━━━━━ Текст статьи ━━━━━

Здесь я расскажу один из случаев приезда благочинного в с. Вознесенье. Дело было в 80-х годах. В это время в нашем округе исправлял должность благочинного свящ[еника] Евгений Славин* изо дня на день дожидавшийся указа консистории об утверждении в должности благочинного. Имея дядю в лице члена консистории, он высоко поднимал голову и обращался, особенно с низшими членами причта, среди которых были в то время и кончившие курс семинарии, надменно, а иногда даже не прочь был поиздеваться над ними… В год моего окончания курса, летом, когда я жил дома, мне пришлось быть свидетелем встречи этого благочинного. Как только стало известно,

*Евг[ений] Ив[анович] Славин кончил семинарию в 1860 году, о нем есть кое-что в «Воспоминаниях причетнического сына».

━━━━━

(Задания)
1/ В каком году, согласно отрывку, Евгений Иванович Славин окончил семинарию?
2/ Перечислите все церковные должности и звания, упомянутые в отрывке.
3/ Переведите, пожалуйста, на английский язык первое предложение отрывка: «Здесь я расскажу один из случаев приезда благочинного в с. Вознесенье».

━━━━━ Предоставленные записи ━━━━━

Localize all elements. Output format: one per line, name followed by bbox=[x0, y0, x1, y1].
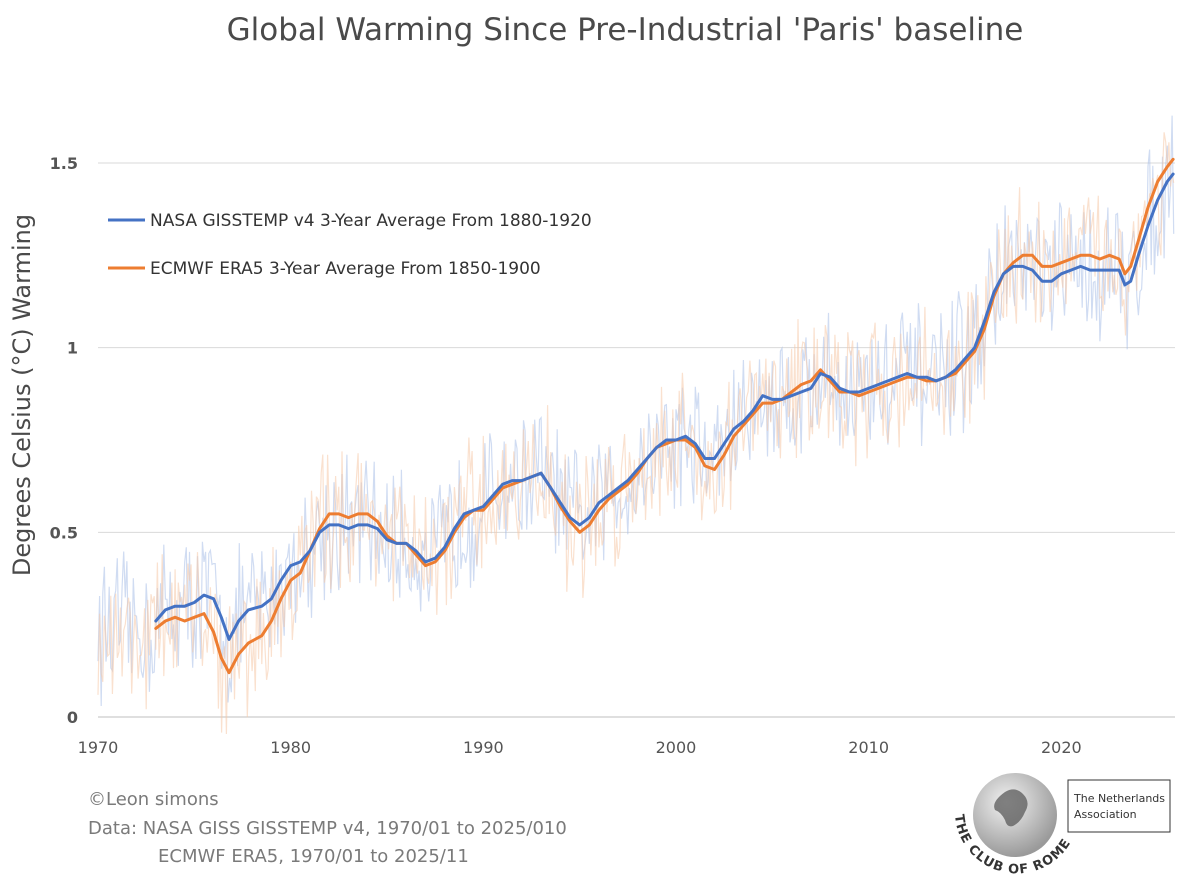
noise-line-1 bbox=[97, 132, 1175, 735]
legend-label-era5: ECMWF ERA5 3-Year Average From 1850-1900 bbox=[150, 259, 541, 279]
chart-title: Global Warming Since Pre-Industrial 'Par… bbox=[227, 12, 1024, 48]
y-tick-label: 1.5 bbox=[50, 154, 78, 173]
y-tick-label: 0 bbox=[67, 708, 78, 727]
x-tick-labels: 1970 1980 1990 2000 2010 2020 bbox=[78, 738, 1082, 757]
series-lines bbox=[154, 157, 1175, 675]
y-tick-labels: 0 0.5 1 1.5 bbox=[50, 154, 78, 727]
gridlines bbox=[98, 162, 1175, 533]
credit-data-line-2: ECMWF ERA5, 1970/01 to 2025/11 bbox=[158, 846, 469, 867]
x-tick-label: 2020 bbox=[1041, 738, 1082, 757]
x-tick-label: 2010 bbox=[848, 738, 889, 757]
y-tick-label: 0.5 bbox=[50, 523, 78, 542]
x-tick-label: 1970 bbox=[78, 738, 119, 757]
credits: ©Leon simons Data: NASA GISS GISSTEMP v4… bbox=[88, 789, 567, 867]
series-line-0 bbox=[154, 172, 1175, 641]
logo-box-line-1: The Netherlands bbox=[1073, 792, 1165, 805]
credit-data-line-1: Data: NASA GISS GISSTEMP v4, 1970/01 to … bbox=[88, 818, 567, 839]
credit-author: ©Leon simons bbox=[88, 789, 219, 810]
globe-continent-shape bbox=[994, 789, 1028, 827]
club-of-rome-logo: THE CLUB OF ROME The Netherlands Associa… bbox=[951, 773, 1171, 878]
y-axis-label: Degrees Celsius (°C) Warming bbox=[8, 214, 36, 576]
series-line-1 bbox=[154, 157, 1175, 675]
monthly-noise-background bbox=[97, 115, 1175, 735]
logo-box-line-2: Association bbox=[1074, 808, 1137, 821]
x-tick-label: 2000 bbox=[656, 738, 697, 757]
legend: NASA GISSTEMP v4 3-Year Average From 188… bbox=[108, 211, 592, 279]
x-tick-label: 1980 bbox=[270, 738, 311, 757]
y-tick-label: 1 bbox=[67, 339, 78, 358]
legend-label-nasa: NASA GISSTEMP v4 3-Year Average From 188… bbox=[150, 211, 592, 231]
x-tick-label: 1990 bbox=[463, 738, 504, 757]
logo-box bbox=[1067, 779, 1171, 833]
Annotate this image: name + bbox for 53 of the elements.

━━━━━

(Ответы)
1/ В 1860 году.

2/ Благочинный, священник, член консистории, низшие члены причта.

3/ Here I will describe one of the occasions when the dean came to the village of Voznesenye.